**Extracted records:**
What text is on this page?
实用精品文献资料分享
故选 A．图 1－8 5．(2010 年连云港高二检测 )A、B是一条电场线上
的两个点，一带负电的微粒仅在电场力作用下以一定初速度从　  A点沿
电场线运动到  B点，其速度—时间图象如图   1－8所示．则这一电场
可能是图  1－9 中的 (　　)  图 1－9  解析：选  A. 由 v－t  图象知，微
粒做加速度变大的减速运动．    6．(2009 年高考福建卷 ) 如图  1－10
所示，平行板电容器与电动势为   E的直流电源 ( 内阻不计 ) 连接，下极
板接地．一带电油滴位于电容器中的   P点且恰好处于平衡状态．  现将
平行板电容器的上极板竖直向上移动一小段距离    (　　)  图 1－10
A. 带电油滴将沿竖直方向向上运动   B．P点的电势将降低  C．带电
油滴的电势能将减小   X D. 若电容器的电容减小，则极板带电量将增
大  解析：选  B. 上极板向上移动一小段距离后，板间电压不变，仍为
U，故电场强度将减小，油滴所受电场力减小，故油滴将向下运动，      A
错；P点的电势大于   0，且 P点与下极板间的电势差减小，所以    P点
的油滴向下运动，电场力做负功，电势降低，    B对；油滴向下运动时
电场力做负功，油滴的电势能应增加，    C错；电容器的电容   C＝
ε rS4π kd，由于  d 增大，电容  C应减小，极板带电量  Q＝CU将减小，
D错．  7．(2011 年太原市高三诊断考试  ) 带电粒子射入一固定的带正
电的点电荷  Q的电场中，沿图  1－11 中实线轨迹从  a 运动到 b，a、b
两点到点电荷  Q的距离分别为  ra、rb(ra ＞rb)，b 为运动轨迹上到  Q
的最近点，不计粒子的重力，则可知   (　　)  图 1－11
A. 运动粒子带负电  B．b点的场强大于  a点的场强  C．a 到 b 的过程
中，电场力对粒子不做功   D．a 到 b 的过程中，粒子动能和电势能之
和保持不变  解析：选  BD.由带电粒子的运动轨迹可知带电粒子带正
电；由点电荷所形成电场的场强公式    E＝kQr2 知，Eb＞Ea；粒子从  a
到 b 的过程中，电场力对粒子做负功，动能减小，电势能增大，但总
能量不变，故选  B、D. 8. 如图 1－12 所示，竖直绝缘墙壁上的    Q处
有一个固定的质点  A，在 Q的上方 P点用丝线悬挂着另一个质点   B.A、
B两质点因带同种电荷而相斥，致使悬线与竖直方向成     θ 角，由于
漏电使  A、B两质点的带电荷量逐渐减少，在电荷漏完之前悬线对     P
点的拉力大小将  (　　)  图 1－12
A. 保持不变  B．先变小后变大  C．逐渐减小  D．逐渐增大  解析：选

...

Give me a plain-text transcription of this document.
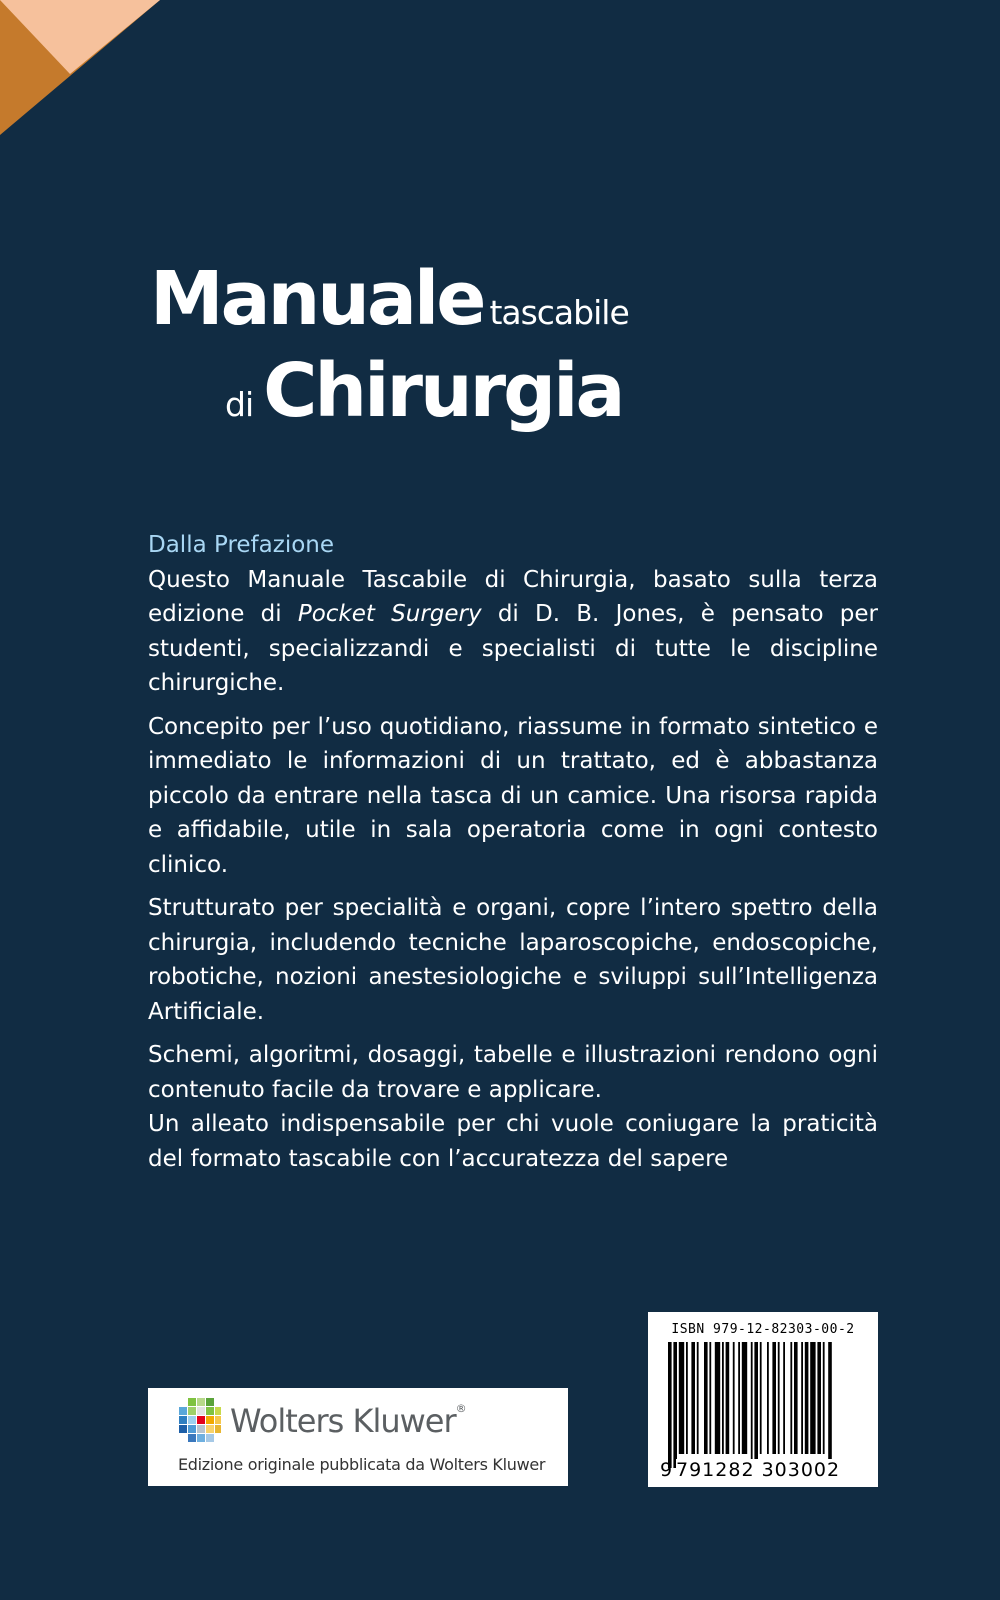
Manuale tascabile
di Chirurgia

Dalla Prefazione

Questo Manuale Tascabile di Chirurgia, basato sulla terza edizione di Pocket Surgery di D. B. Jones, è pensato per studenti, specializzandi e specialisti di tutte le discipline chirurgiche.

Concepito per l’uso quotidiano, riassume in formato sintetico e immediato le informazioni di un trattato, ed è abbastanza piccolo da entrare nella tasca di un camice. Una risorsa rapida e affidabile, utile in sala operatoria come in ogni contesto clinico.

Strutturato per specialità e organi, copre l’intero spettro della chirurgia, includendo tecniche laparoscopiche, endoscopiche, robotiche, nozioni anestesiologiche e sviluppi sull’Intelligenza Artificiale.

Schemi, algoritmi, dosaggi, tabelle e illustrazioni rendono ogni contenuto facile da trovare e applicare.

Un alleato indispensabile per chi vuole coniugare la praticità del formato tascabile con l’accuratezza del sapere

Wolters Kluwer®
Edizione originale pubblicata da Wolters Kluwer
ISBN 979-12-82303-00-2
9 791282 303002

...

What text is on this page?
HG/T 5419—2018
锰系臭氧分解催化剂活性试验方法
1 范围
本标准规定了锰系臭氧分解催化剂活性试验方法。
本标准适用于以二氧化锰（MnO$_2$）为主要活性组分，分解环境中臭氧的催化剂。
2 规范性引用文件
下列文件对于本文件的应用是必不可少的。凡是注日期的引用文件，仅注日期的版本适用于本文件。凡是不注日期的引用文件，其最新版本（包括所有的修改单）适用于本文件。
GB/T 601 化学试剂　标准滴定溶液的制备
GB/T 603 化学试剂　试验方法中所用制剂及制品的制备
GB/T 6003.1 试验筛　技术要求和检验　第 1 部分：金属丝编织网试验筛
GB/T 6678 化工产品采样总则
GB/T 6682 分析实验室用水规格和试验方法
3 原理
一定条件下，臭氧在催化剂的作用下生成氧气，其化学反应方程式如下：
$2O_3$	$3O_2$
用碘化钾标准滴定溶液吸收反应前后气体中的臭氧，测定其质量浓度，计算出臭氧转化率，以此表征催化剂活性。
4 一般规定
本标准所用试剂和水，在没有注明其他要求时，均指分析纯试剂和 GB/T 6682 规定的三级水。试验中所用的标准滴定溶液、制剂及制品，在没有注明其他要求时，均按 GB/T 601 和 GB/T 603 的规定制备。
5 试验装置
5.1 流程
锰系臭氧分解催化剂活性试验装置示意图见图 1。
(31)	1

**Aim of the exercise:** Locate the word "Manuale" in the entries, and copy every line where it is found.

**Response to the task:**
Manuale tascabile
Questo Manuale Tascabile di Chirurgia, basato sulla terza edizione di Pocket Surgery di D. B. Jones, è pensato per studenti, specializzandi e specialisti di tutte le discipline chirurgiche.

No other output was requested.